[Records from a collection]
»»
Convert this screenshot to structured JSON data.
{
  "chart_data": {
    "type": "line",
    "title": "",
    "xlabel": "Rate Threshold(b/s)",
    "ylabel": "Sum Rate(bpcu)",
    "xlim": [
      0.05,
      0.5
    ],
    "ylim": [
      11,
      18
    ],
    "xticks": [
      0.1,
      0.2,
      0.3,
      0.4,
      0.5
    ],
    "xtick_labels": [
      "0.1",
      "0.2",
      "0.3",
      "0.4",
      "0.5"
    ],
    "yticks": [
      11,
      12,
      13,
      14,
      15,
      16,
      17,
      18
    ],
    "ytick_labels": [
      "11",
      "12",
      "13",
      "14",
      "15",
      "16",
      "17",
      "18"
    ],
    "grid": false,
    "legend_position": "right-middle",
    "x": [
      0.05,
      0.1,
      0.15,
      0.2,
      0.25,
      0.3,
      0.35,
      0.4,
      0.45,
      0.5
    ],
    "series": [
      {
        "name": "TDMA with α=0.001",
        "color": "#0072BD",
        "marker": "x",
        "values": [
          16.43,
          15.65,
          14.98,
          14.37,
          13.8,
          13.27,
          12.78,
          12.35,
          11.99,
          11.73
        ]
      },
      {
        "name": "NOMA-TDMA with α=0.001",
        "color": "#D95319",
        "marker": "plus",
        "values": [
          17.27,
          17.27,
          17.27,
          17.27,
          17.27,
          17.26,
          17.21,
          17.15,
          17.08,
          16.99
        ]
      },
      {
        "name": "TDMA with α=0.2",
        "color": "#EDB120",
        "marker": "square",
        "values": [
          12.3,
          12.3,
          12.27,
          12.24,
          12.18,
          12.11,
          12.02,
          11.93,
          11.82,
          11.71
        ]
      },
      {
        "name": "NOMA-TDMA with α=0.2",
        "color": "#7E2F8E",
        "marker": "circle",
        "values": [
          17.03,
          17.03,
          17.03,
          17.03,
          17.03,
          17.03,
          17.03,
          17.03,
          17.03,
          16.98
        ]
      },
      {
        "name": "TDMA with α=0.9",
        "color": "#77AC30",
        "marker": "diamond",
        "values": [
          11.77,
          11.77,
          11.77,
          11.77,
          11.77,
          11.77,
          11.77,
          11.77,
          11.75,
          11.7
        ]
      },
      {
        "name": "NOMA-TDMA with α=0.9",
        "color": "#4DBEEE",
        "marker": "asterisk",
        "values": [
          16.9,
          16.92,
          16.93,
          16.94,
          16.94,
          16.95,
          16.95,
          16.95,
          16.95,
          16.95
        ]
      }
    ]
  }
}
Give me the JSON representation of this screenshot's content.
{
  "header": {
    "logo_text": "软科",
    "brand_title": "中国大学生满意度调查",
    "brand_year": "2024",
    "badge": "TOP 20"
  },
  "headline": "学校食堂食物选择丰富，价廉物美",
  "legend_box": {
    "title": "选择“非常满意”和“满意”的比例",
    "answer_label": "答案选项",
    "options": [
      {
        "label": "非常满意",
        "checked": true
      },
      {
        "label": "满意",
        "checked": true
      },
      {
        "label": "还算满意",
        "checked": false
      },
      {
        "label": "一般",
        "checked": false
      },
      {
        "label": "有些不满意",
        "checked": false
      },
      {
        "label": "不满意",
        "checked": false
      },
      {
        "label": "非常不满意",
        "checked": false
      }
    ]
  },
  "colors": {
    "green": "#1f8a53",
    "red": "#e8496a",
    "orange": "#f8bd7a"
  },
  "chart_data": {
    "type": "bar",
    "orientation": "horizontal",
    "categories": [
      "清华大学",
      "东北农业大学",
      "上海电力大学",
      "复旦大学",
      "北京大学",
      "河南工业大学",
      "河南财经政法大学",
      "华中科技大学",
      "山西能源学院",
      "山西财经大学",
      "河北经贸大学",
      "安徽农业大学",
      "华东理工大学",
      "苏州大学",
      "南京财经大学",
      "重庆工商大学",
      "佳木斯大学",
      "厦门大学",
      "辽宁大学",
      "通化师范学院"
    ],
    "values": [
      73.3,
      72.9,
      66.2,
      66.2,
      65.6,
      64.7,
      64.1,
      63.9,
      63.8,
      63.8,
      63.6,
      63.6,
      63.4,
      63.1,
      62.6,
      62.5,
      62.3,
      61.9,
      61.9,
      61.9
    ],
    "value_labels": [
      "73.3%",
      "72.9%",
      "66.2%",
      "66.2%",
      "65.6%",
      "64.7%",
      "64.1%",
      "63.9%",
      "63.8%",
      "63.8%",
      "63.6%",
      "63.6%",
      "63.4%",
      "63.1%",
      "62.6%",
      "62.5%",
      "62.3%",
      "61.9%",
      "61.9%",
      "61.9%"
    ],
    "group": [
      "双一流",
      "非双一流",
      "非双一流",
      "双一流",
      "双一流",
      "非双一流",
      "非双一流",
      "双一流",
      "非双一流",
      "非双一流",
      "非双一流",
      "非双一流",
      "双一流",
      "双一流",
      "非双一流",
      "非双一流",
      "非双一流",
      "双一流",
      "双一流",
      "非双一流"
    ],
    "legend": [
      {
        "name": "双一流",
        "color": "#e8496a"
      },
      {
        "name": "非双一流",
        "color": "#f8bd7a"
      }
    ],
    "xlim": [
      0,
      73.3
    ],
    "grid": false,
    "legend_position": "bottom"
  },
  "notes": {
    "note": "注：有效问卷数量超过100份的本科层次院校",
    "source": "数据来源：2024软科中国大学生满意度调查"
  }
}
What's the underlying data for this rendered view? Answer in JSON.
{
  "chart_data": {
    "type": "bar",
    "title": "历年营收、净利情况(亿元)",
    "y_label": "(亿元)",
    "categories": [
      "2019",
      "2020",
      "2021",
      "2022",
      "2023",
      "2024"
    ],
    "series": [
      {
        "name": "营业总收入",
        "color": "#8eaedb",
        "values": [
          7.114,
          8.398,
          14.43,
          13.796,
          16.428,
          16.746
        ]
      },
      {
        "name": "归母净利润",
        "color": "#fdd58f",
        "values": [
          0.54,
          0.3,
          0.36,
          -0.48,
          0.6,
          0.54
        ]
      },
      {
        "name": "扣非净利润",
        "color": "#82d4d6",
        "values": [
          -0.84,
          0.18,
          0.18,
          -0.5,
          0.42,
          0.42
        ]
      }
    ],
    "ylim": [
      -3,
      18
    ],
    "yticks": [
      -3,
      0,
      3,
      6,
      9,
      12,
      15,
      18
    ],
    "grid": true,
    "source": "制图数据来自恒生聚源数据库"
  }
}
««
__TASK OBJECTIVE__
Each record above must be given again exactly.

__FINISHED ANSWER__
Convert this screenshot to structured JSON data.
{
  "chart_data": {
    "type": "line",
    "title": "",
    "xlabel": "Rate Threshold(b/s)",
    "ylabel": "Sum Rate(bpcu)",
    "xlim": [
      0.05,
      0.5
    ],
    "ylim": [
      11,
      18
    ],
    "xticks": [
      0.1,
      0.2,
      0.3,
      0.4,
      0.5
    ],
    "xtick_labels": [
      "0.1",
      "0.2",
      "0.3",
      "0.4",
      "0.5"
    ],
    "yticks": [
      11,
      12,
      13,
      14,
      15,
      16,
      17,
      18
    ],
    "ytick_labels": [
      "11",
      "12",
      "13",
      "14",
      "15",
      "16",
      "17",
      "18"
    ],
    "grid": false,
    "legend_position": "right-middle",
    "x": [
      0.05,
      0.1,
      0.15,
      0.2,
      0.25,
      0.3,
      0.35,
      0.4,
      0.45,
      0.5
    ],
    "series": [
      {
        "name": "TDMA with α=0.001",
        "color": "#0072BD",
        "marker": "x",
        "values": [
          16.43,
          15.65,
          14.98,
          14.37,
          13.8,
          13.27,
          12.78,
          12.35,
          11.99,
          11.73
        ]
      },
      {
        "name": "NOMA-TDMA with α=0.001",
        "color": "#D95319",
        "marker": "plus",
        "values": [
          17.27,
          17.27,
          17.27,
          17.27,
          17.27,
          17.26,
          17.21,
          17.15,
          17.08,
          16.99
        ]
      },
      {
        "name": "TDMA with α=0.2",
        "color": "#EDB120",
        "marker": "square",
        "values": [
          12.3,
          12.3,
          12.27,
          12.24,
          12.18,
          12.11,
          12.02,
          11.93,
          11.82,
          11.71
        ]
      },
      {
        "name": "NOMA-TDMA with α=0.2",
        "color": "#7E2F8E",
        "marker": "circle",
        "values": [
          17.03,
          17.03,
          17.03,
          17.03,
          17.03,
          17.03,
          17.03,
          17.03,
          17.03,
          16.98
        ]
      },
      {
        "name": "TDMA with α=0.9",
        "color": "#77AC30",
        "marker": "diamond",
        "values": [
          11.77,
          11.77,
          11.77,
          11.77,
          11.77,
          11.77,
          11.77,
          11.77,
          11.75,
          11.7
        ]
      },
      {
        "name": "NOMA-TDMA with α=0.9",
        "color": "#4DBEEE",
        "marker": "asterisk",
        "values": [
          16.9,
          16.92,
          16.93,
          16.94,
          16.94,
          16.95,
          16.95,
          16.95,
          16.95,
          16.95
        ]
      }
    ]
  }
}
Give me the JSON representation of this screenshot's content.
{
  "header": {
    "logo_text": "软科",
    "brand_title": "中国大学生满意度调查",
    "brand_year": "2024",
    "badge": "TOP 20"
  },
  "headline": "学校食堂食物选择丰富，价廉物美",
  "legend_box": {
    "title": "选择“非常满意”和“满意”的比例",
    "answer_label": "答案选项",
    "options": [
      {
        "label": "非常满意",
        "checked": true
      },
      {
        "label": "满意",
        "checked": true
      },
      {
        "label": "还算满意",
        "checked": false
      },
      {
        "label": "一般",
        "checked": false
      },
      {
        "label": "有些不满意",
        "checked": false
      },
      {
        "label": "不满意",
        "checked": false
      },
      {
        "label": "非常不满意",
        "checked": false
      }
    ]
  },
  "colors": {
    "green": "#1f8a53",
    "red": "#e8496a",
    "orange": "#f8bd7a"
  },
  "chart_data": {
    "type": "bar",
    "orientation": "horizontal",
    "categories": [
      "清华大学",
      "东北农业大学",
      "上海电力大学",
      "复旦大学",
      "北京大学",
      "河南工业大学",
      "河南财经政法大学",
      "华中科技大学",
      "山西能源学院",
      "山西财经大学",
      "河北经贸大学",
      "安徽农业大学",
      "华东理工大学",
      "苏州大学",
      "南京财经大学",
      "重庆工商大学",
      "佳木斯大学",
      "厦门大学",
      "辽宁大学",
      "通化师范学院"
    ],
    "values": [
      73.3,
      72.9,
      66.2,
      66.2,
      65.6,
      64.7,
      64.1,
      63.9,
      63.8,
      63.8,
      63.6,
      63.6,
      63.4,
      63.1,
      62.6,
      62.5,
      62.3,
      61.9,
      61.9,
      61.9
    ],
    "value_labels": [
      "73.3%",
      "72.9%",
      "66.2%",
      "66.2%",
      "65.6%",
      "64.7%",
      "64.1%",
      "63.9%",
      "63.8%",
      "63.8%",
      "63.6%",
      "63.6%",
      "63.4%",
      "63.1%",
      "62.6%",
      "62.5%",
      "62.3%",
      "61.9%",
      "61.9%",
      "61.9%"
    ],
    "group": [
      "双一流",
      "非双一流",
      "非双一流",
      "双一流",
      "双一流",
      "非双一流",
      "非双一流",
      "双一流",
      "非双一流",
      "非双一流",
      "非双一流",
      "非双一流",
      "双一流",
      "双一流",
      "非双一流",
      "非双一流",
      "非双一流",
      "双一流",
      "双一流",
      "非双一流"
    ],
    "legend": [
      {
        "name": "双一流",
        "color": "#e8496a"
      },
      {
        "name": "非双一流",
        "color": "#f8bd7a"
      }
    ],
    "xlim": [
      0,
      73.3
    ],
    "grid": false,
    "legend_position": "bottom"
  },
  "notes": {
    "note": "注：有效问卷数量超过100份的本科层次院校",
    "source": "数据来源：2024软科中国大学生满意度调查"
  }
}
What's the underlying data for this rendered view? Answer in JSON.
{
  "chart_data": {
    "type": "bar",
    "title": "历年营收、净利情况(亿元)",
    "y_label": "(亿元)",
    "categories": [
      "2019",
      "2020",
      "2021",
      "2022",
      "2023",
      "2024"
    ],
    "series": [
      {
        "name": "营业总收入",
        "color": "#8eaedb",
        "values": [
          7.114,
          8.398,
          14.43,
          13.796,
          16.428,
          16.746
        ]
      },
      {
        "name": "归母净利润",
        "color": "#fdd58f",
        "values": [
          0.54,
          0.3,
          0.36,
          -0.48,
          0.6,
          0.54
        ]
      },
      {
        "name": "扣非净利润",
        "color": "#82d4d6",
        "values": [
          -0.84,
          0.18,
          0.18,
          -0.5,
          0.42,
          0.42
        ]
      }
    ],
    "ylim": [
      -3,
      18
    ],
    "yticks": [
      -3,
      0,
      3,
      6,
      9,
      12,
      15,
      18
    ],
    "grid": true,
    "source": "制图数据来自恒生聚源数据库"
  }
}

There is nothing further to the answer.